*THE REQUEST*. Determine how many lines include "ويعق". Give the number and nothing else.

Items from a dataset:
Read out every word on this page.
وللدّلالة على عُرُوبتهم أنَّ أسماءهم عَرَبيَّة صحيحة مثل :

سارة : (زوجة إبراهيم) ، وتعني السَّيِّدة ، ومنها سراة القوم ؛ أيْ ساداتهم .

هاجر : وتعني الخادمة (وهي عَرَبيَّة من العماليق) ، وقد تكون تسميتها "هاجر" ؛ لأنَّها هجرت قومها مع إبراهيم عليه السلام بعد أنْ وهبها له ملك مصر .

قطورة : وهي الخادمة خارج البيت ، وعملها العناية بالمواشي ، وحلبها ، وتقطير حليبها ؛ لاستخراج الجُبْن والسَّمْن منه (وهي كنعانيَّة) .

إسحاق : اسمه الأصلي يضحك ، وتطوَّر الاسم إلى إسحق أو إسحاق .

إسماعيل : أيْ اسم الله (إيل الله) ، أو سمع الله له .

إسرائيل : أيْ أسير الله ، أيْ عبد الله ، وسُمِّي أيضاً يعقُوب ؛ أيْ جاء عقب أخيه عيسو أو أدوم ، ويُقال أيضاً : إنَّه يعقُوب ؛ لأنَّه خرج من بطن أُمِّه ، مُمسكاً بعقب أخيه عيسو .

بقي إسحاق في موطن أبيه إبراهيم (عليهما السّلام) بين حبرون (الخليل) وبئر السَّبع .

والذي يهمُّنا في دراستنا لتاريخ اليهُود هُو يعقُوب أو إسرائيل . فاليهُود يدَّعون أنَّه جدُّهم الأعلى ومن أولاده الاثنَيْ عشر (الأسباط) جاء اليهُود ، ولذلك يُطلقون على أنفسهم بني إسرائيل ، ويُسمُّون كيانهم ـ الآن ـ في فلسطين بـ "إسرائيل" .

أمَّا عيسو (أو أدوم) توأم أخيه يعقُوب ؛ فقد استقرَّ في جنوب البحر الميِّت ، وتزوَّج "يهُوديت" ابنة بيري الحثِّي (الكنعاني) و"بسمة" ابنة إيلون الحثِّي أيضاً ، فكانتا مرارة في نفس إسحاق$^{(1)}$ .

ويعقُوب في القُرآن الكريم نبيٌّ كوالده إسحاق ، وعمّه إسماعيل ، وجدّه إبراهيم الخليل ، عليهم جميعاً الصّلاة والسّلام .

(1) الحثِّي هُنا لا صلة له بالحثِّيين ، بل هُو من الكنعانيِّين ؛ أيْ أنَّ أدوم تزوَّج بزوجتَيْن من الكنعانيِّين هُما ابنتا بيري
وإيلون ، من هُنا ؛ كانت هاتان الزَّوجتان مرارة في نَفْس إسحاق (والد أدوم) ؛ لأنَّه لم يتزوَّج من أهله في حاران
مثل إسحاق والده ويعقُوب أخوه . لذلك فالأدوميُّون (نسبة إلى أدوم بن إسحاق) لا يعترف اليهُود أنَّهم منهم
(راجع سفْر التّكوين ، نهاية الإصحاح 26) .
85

*EXERCISE SOLUTION*. 2